SUPPLIED MATERIAL

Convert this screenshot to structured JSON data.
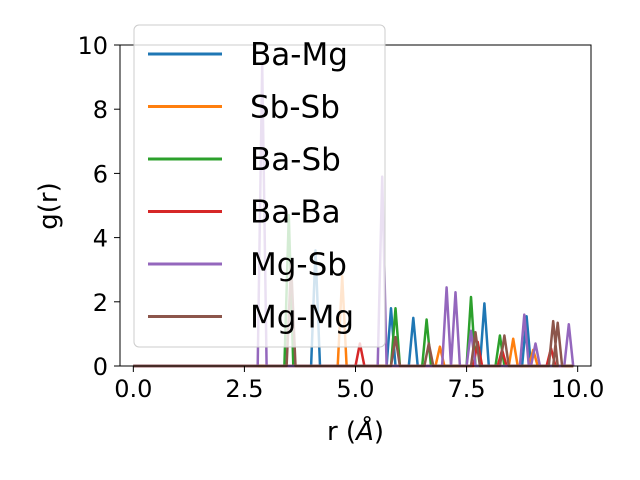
{
  "chart_data": {
    "type": "line",
    "title": "",
    "xlabel_prefix": "r (",
    "xlabel_unit": "Å",
    "xlabel_suffix": ")",
    "ylabel": "g(r)",
    "xlim": [
      -0.3,
      10.3
    ],
    "ylim": [
      0,
      10
    ],
    "xticks": [
      0.0,
      2.5,
      5.0,
      7.5,
      10.0
    ],
    "xtick_labels": [
      "0.0",
      "2.5",
      "5.0",
      "7.5",
      "10.0"
    ],
    "yticks": [
      0,
      2,
      4,
      6,
      8,
      10
    ],
    "ytick_labels": [
      "0",
      "2",
      "4",
      "6",
      "8",
      "10"
    ],
    "grid": false,
    "legend_position": "upper-left",
    "x_range": [
      0.0,
      9.9
    ],
    "peak_half_width": 0.1,
    "series": [
      {
        "name": "Ba-Mg",
        "color": "#1f77b4",
        "peaks": [
          [
            4.1,
            3.6
          ],
          [
            5.8,
            1.8
          ],
          [
            6.3,
            1.5
          ],
          [
            7.9,
            1.95
          ],
          [
            8.85,
            1.55
          ]
        ]
      },
      {
        "name": "Sb-Sb",
        "color": "#ff7f0e",
        "peaks": [
          [
            4.7,
            2.8
          ],
          [
            6.9,
            0.6
          ],
          [
            8.55,
            0.85
          ],
          [
            9.0,
            0.5
          ]
        ]
      },
      {
        "name": "Ba-Sb",
        "color": "#2ca02c",
        "peaks": [
          [
            3.5,
            4.7
          ],
          [
            5.9,
            1.8
          ],
          [
            6.6,
            1.45
          ],
          [
            7.6,
            2.15
          ],
          [
            8.25,
            0.95
          ]
        ]
      },
      {
        "name": "Ba-Ba",
        "color": "#d62728",
        "peaks": [
          [
            5.1,
            0.7
          ],
          [
            7.75,
            0.75
          ],
          [
            8.3,
            0.5
          ],
          [
            9.4,
            0.55
          ]
        ]
      },
      {
        "name": "Mg-Sb",
        "color": "#9467bd",
        "peaks": [
          [
            2.9,
            9.4
          ],
          [
            5.6,
            5.9
          ],
          [
            7.05,
            2.45
          ],
          [
            7.25,
            2.3
          ],
          [
            7.6,
            1.1
          ],
          [
            8.8,
            1.6
          ],
          [
            9.05,
            0.7
          ],
          [
            9.8,
            1.3
          ]
        ]
      },
      {
        "name": "Mg-Mg",
        "color": "#8c564b",
        "peaks": [
          [
            3.55,
            3.2
          ],
          [
            5.9,
            0.9
          ],
          [
            6.65,
            0.7
          ],
          [
            7.7,
            1.05
          ],
          [
            8.35,
            0.95
          ],
          [
            9.45,
            1.4
          ],
          [
            9.55,
            1.35
          ]
        ]
      }
    ]
  }
}
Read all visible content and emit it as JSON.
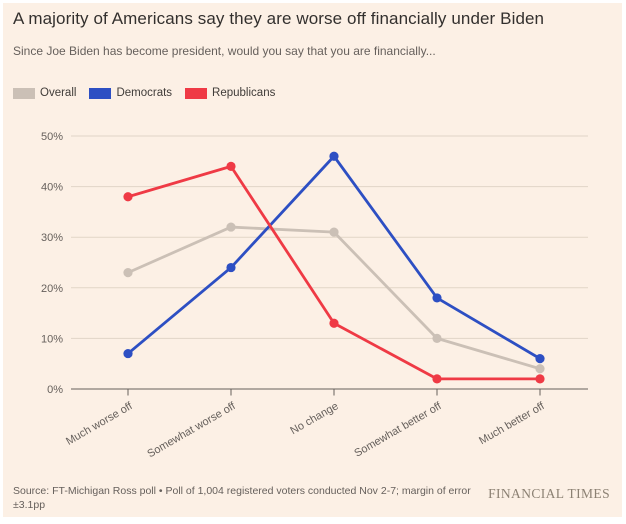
{
  "header": {
    "title": "A majority of Americans say they are worse off financially under Biden",
    "subtitle": "Since Joe Biden has become president, would you say that you are financially..."
  },
  "chart_data": {
    "type": "line",
    "categories": [
      "Much worse off",
      "Somewhat worse off",
      "No change",
      "Somewhat better off",
      "Much better off"
    ],
    "series": [
      {
        "name": "Overall",
        "color": "#CBC0B6",
        "values": [
          23,
          32,
          31,
          10,
          4
        ]
      },
      {
        "name": "Democrats",
        "color": "#2D4FC3",
        "values": [
          7,
          24,
          46,
          18,
          6
        ]
      },
      {
        "name": "Republicans",
        "color": "#EF3A45",
        "values": [
          38,
          44,
          13,
          2,
          2
        ]
      }
    ],
    "title": "A majority of Americans say they are worse off financially under Biden",
    "xlabel": "",
    "ylabel": "",
    "ylim": [
      0,
      50
    ],
    "yticks": [
      "0%",
      "10%",
      "20%",
      "30%",
      "40%",
      "50%"
    ],
    "grid": true,
    "legend_position": "top-left",
    "marker": "circle"
  },
  "footer": {
    "source": "Source: FT-Michigan Ross poll • Poll of 1,004 registered voters conducted Nov 2-7; margin of error ±3.1pp",
    "brand": "FINANCIAL TIMES"
  },
  "colors": {
    "background": "#FCF0E5",
    "title_text": "#33302E",
    "muted_text": "#66605C",
    "gridline": "#E1D5C7",
    "axis": "#66605C"
  }
}
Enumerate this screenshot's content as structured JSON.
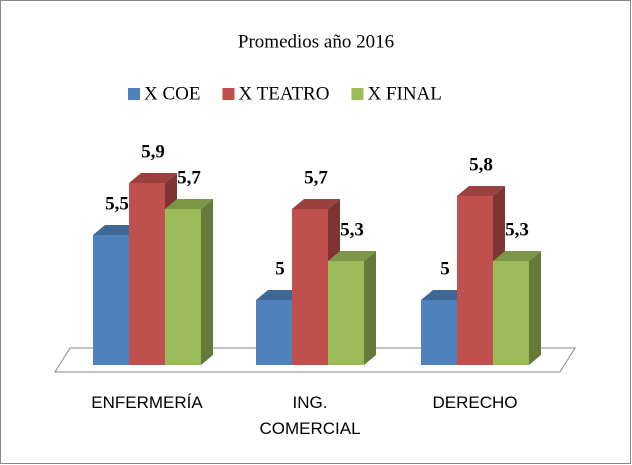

WHAT YOU WILL DO
Omit the pictures and reproduce the listing exactly.

OUTPUT FOR THIS EXERCISE
Convert this screenshot to structured JSON data.
{
  "chart_data": {
    "type": "line",
    "title": "",
    "xlabel_prefix": "r (",
    "xlabel_unit": "Å",
    "xlabel_suffix": ")",
    "ylabel": "g(r)",
    "xlim": [
      -0.3,
      10.3
    ],
    "ylim": [
      0,
      10
    ],
    "xticks": [
      0.0,
      2.5,
      5.0,
      7.5,
      10.0
    ],
    "xtick_labels": [
      "0.0",
      "2.5",
      "5.0",
      "7.5",
      "10.0"
    ],
    "yticks": [
      0,
      2,
      4,
      6,
      8,
      10
    ],
    "ytick_labels": [
      "0",
      "2",
      "4",
      "6",
      "8",
      "10"
    ],
    "grid": false,
    "legend_position": "upper-left",
    "x_range": [
      0.0,
      9.9
    ],
    "peak_half_width": 0.1,
    "series": [
      {
        "name": "Ba-Mg",
        "color": "#1f77b4",
        "peaks": [
          [
            4.1,
            3.6
          ],
          [
            5.8,
            1.8
          ],
          [
            6.3,
            1.5
          ],
          [
            7.9,
            1.95
          ],
          [
            8.85,
            1.55
          ]
        ]
      },
      {
        "name": "Sb-Sb",
        "color": "#ff7f0e",
        "peaks": [
          [
            4.7,
            2.8
          ],
          [
            6.9,
            0.6
          ],
          [
            8.55,
            0.85
          ],
          [
            9.0,
            0.5
          ]
        ]
      },
      {
        "name": "Ba-Sb",
        "color": "#2ca02c",
        "peaks": [
          [
            3.5,
            4.7
          ],
          [
            5.9,
            1.8
          ],
          [
            6.6,
            1.45
          ],
          [
            7.6,
            2.15
          ],
          [
            8.25,
            0.95
          ]
        ]
      },
      {
        "name": "Ba-Ba",
        "color": "#d62728",
        "peaks": [
          [
            5.1,
            0.7
          ],
          [
            7.75,
            0.75
          ],
          [
            8.3,
            0.5
          ],
          [
            9.4,
            0.55
          ]
        ]
      },
      {
        "name": "Mg-Sb",
        "color": "#9467bd",
        "peaks": [
          [
            2.9,
            9.4
          ],
          [
            5.6,
            5.9
          ],
          [
            7.05,
            2.45
          ],
          [
            7.25,
            2.3
          ],
          [
            7.6,
            1.1
          ],
          [
            8.8,
            1.6
          ],
          [
            9.05,
            0.7
          ],
          [
            9.8,
            1.3
          ]
        ]
      },
      {
        "name": "Mg-Mg",
        "color": "#8c564b",
        "peaks": [
          [
            3.55,
            3.2
          ],
          [
            5.9,
            0.9
          ],
          [
            6.65,
            0.7
          ],
          [
            7.7,
            1.05
          ],
          [
            8.35,
            0.95
          ],
          [
            9.45,
            1.4
          ],
          [
            9.55,
            1.35
          ]
        ]
      }
    ]
  }
}
Read all visible content and emit it as JSON.
{
  "header": {
    "title": "A majority of Americans say they are worse off financially under Biden",
    "subtitle": "Since Joe Biden has become president, would you say that you are financially..."
  },
  "chart_data": {
    "type": "line",
    "categories": [
      "Much worse off",
      "Somewhat worse off",
      "No change",
      "Somewhat better off",
      "Much better off"
    ],
    "series": [
      {
        "name": "Overall",
        "color": "#CBC0B6",
        "values": [
          23,
          32,
          31,
          10,
          4
        ]
      },
      {
        "name": "Democrats",
        "color": "#2D4FC3",
        "values": [
          7,
          24,
          46,
          18,
          6
        ]
      },
      {
        "name": "Republicans",
        "color": "#EF3A45",
        "values": [
          38,
          44,
          13,
          2,
          2
        ]
      }
    ],
    "title": "A majority of Americans say they are worse off financially under Biden",
    "xlabel": "",
    "ylabel": "",
    "ylim": [
      0,
      50
    ],
    "yticks": [
      "0%",
      "10%",
      "20%",
      "30%",
      "40%",
      "50%"
    ],
    "grid": true,
    "legend_position": "top-left",
    "marker": "circle"
  },
  "footer": {
    "source": "Source: FT-Michigan Ross poll • Poll of 1,004 registered voters conducted Nov 2-7; margin of error ±3.1pp",
    "brand": "FINANCIAL TIMES"
  },
  "colors": {
    "background": "#FCF0E5",
    "title_text": "#33302E",
    "muted_text": "#66605C",
    "gridline": "#E1D5C7",
    "axis": "#66605C"
  }
}
Enumerate this screenshot's content as structured JSON.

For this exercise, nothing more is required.